Some records:
※
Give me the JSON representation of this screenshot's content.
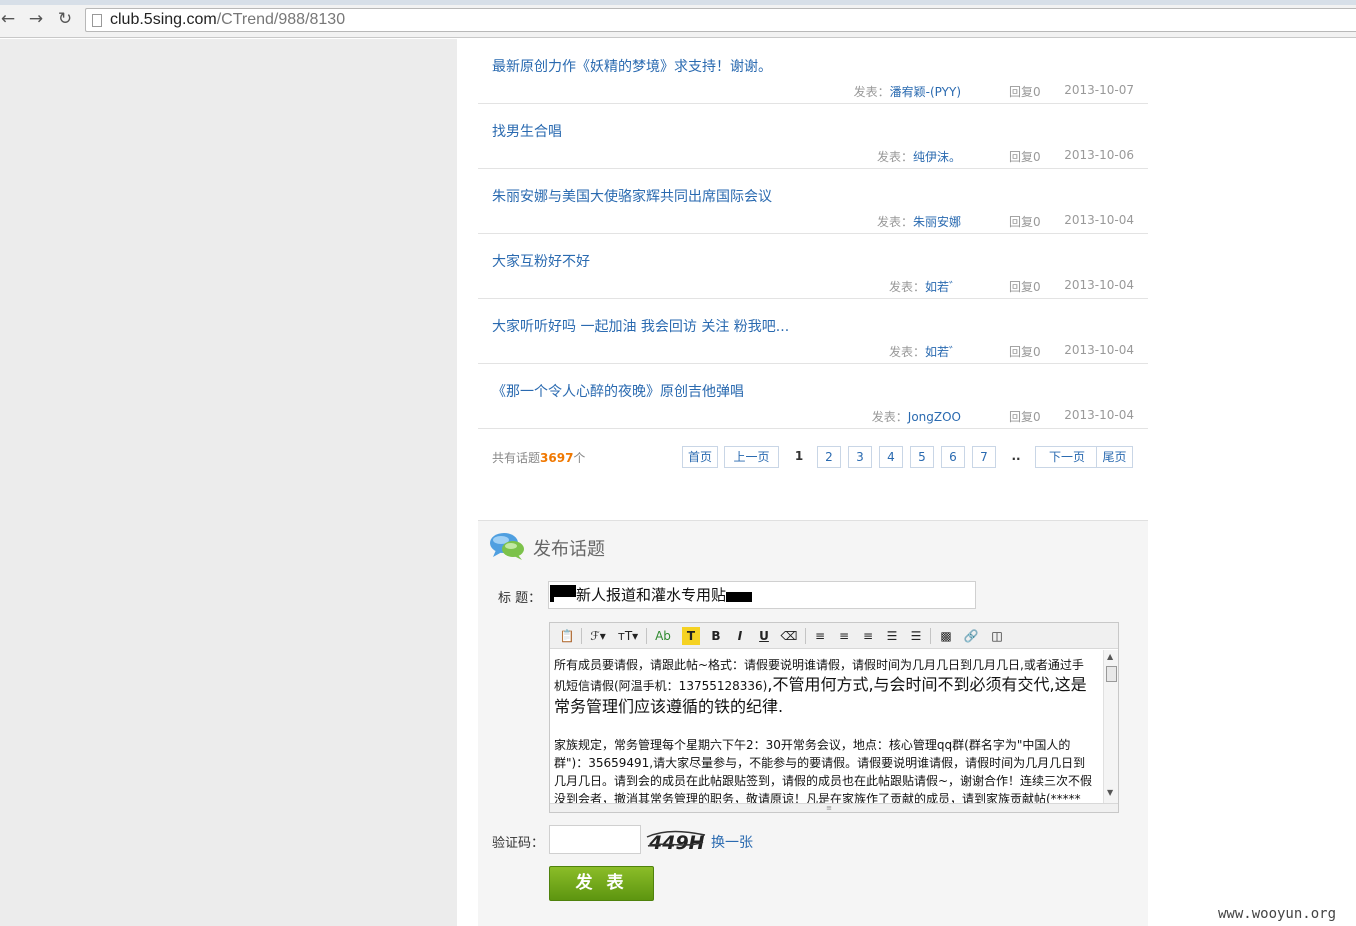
{
  "browser": {
    "url_host": "club.5sing.com",
    "url_path": "/CTrend/988/8130"
  },
  "topics": [
    {
      "title": "最新原创力作《妖精的梦境》求支持！谢谢。",
      "author_label": "发表：",
      "author": "潘宥颖-(PYY)",
      "replies": "回复0",
      "date": "2013-10-07"
    },
    {
      "title": "找男生合唱",
      "author_label": "发表：",
      "author": "纯伊沫。",
      "replies": "回复0",
      "date": "2013-10-06"
    },
    {
      "title": "朱丽安娜与美国大使骆家辉共同出席国际会议",
      "author_label": "发表：",
      "author": "朱丽安娜",
      "replies": "回复0",
      "date": "2013-10-04"
    },
    {
      "title": "大家互粉好不好",
      "author_label": "发表：",
      "author": "如若゛",
      "replies": "回复0",
      "date": "2013-10-04"
    },
    {
      "title": "大家听听好吗 一起加油 我会回访 关注 粉我吧...",
      "author_label": "发表：",
      "author": "如若゛",
      "replies": "回复0",
      "date": "2013-10-04"
    },
    {
      "title": "《那一个令人心醉的夜晚》原创吉他弹唱",
      "author_label": "发表：",
      "author": "JongZOO",
      "replies": "回复0",
      "date": "2013-10-04"
    }
  ],
  "pager": {
    "total_prefix": "共有话题",
    "total_count": "3697",
    "total_suffix": "个",
    "first": "首页",
    "prev": "上一页",
    "pages": [
      "1",
      "2",
      "3",
      "4",
      "5",
      "6",
      "7"
    ],
    "current": "1",
    "ellipsis": "..",
    "next": "下一页",
    "last": "尾页"
  },
  "post_form": {
    "header": "发布话题",
    "title_label": "标  题：",
    "title_value": "新人报道和灌水专用贴",
    "toolbar": {
      "font_family": "ℱ▾",
      "font_size": "ᴛT▾",
      "font_color": "Ab",
      "highlight": "T",
      "bold": "B",
      "italic": "I",
      "underline": "U"
    },
    "body_lines": [
      "所有成员要请假，请跟此帖~格式：请假要说明谁请假，请假时间为几月几日到几月几日,或者通过手",
      "机短信请假(阿温手机：13755128336)",
      ",不管用何方式,与会时间不到必须有交代,这是",
      "常务管理们应该遵循的铁的纪律.",
      "家族规定，常务管理每个星期六下午2：30开常务会议，地点：核心管理qq群(群名字为\"中国人的",
      "群\")：35659491,请大家尽量参与，不能参与的要请假。请假要说明谁请假，请假时间为几月几日到",
      "几月几日。请到会的成员在此帖跟贴签到，请假的成员也在此帖跟贴请假~，谢谢合作！连续三次不假",
      "没到会者，撤消其常务管理的职务，敬请原谅！凡是在家族作了贡献的成员，请到家族贡献帖(*****"
    ],
    "captcha_label": "验证码：",
    "captcha_text": "449H",
    "captcha_change": "换一张",
    "submit": "发 表"
  },
  "watermark": "www.wooyun.org",
  "colors": {
    "link": "#2a6ab0",
    "accent_count": "#f07800",
    "submit_green": "#6fa51a",
    "sidebar_gray": "#ececec"
  }
}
※
TASK DETAILS:
Your reply is one number: how many lines of the records above contain the word "请假要说明谁请假".

WORKED SOLUTION:
2